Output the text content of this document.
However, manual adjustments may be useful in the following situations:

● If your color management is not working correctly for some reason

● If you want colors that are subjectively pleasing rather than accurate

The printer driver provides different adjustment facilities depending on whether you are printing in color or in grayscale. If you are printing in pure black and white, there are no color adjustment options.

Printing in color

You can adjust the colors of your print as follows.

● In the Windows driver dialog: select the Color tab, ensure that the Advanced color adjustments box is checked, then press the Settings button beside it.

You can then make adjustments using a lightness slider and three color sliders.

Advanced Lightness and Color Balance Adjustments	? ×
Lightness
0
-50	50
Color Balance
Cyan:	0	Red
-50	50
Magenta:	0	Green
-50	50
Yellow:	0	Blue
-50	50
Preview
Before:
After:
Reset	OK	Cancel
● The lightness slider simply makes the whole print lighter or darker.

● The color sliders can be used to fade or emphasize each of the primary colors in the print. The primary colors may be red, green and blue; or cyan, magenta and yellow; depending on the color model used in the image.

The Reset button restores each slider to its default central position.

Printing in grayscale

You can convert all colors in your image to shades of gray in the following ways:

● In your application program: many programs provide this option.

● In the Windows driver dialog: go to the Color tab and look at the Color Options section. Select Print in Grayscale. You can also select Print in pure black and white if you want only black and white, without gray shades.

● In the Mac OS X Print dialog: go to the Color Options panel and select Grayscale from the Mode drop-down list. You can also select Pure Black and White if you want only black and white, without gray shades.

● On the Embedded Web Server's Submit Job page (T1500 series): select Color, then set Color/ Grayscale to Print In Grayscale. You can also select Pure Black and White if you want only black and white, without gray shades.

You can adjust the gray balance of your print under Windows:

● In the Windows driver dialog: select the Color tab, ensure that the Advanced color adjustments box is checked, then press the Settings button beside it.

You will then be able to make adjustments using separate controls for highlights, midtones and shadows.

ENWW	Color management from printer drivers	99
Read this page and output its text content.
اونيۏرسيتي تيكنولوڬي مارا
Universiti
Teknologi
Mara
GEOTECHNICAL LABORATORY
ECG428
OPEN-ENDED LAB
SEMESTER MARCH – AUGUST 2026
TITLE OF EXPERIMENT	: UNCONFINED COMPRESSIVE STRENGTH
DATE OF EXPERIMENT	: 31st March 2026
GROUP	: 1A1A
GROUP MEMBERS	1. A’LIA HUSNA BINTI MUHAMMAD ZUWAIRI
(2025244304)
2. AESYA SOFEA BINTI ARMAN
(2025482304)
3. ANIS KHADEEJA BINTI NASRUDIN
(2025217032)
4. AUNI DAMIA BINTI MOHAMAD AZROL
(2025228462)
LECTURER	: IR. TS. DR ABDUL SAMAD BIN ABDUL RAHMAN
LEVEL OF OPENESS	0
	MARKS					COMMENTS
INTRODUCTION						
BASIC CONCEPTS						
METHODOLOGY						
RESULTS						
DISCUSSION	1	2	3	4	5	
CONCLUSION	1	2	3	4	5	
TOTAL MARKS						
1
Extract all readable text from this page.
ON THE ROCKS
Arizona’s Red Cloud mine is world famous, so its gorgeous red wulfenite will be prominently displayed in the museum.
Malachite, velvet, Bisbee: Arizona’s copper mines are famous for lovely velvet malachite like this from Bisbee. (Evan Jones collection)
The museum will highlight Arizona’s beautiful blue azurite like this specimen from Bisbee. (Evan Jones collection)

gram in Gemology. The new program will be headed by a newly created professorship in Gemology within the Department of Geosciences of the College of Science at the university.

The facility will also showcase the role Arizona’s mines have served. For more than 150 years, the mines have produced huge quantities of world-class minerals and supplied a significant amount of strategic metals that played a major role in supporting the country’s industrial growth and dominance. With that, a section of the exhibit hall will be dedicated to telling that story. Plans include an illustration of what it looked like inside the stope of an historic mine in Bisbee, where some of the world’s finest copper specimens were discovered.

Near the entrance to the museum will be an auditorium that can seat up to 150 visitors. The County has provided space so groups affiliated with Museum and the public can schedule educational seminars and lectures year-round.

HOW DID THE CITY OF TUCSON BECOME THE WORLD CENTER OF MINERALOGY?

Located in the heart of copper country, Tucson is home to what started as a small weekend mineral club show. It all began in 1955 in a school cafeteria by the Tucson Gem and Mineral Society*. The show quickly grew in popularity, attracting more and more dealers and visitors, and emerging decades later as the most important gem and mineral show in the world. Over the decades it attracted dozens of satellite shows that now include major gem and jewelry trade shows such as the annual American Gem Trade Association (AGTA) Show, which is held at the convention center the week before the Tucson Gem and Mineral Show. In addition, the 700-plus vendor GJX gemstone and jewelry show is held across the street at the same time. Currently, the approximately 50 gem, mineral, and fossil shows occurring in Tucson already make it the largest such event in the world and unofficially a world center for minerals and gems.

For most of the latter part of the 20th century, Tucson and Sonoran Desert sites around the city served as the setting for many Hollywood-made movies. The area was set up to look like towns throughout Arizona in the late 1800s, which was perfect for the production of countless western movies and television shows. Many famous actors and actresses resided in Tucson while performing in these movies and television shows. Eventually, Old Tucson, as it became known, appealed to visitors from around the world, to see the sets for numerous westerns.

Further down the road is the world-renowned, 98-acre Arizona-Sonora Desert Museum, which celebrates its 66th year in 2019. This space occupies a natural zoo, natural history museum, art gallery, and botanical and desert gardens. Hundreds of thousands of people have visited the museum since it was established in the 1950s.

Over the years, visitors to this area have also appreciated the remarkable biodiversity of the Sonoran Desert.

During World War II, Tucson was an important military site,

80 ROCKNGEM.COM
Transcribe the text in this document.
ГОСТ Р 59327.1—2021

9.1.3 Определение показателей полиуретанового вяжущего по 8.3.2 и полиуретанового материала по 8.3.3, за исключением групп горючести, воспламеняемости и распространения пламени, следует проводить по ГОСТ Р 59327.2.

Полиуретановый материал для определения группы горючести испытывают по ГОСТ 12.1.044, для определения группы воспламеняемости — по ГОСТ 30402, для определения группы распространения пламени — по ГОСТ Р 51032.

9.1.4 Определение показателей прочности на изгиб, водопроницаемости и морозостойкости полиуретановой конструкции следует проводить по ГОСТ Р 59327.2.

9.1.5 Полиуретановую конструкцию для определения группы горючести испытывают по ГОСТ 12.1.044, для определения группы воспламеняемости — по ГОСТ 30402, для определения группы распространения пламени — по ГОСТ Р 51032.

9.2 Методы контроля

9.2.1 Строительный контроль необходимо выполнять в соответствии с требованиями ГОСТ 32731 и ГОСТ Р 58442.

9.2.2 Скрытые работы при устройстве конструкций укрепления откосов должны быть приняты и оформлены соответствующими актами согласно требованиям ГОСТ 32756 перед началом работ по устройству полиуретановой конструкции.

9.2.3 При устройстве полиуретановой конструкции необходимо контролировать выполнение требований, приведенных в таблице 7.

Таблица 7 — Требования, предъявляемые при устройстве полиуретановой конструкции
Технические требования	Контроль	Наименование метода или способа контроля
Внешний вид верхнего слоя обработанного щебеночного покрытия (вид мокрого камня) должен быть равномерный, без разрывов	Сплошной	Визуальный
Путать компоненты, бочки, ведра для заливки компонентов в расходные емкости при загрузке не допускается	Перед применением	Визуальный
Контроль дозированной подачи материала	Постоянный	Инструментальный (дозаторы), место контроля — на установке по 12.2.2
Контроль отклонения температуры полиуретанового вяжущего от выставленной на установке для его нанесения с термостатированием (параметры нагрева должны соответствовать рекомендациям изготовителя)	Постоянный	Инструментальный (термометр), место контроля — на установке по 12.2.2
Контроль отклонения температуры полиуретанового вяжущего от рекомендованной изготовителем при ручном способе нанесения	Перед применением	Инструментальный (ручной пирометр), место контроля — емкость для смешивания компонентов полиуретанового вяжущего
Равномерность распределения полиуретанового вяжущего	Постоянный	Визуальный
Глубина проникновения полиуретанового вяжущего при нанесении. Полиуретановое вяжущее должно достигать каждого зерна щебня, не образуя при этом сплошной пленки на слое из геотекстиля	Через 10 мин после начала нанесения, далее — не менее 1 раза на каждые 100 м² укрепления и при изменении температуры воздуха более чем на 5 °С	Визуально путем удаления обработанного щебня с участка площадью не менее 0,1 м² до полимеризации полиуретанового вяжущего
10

:::::

Find the word "document" in the material, then list each line that holds it.

Output the text content of this document.
Transcribe the text in this document.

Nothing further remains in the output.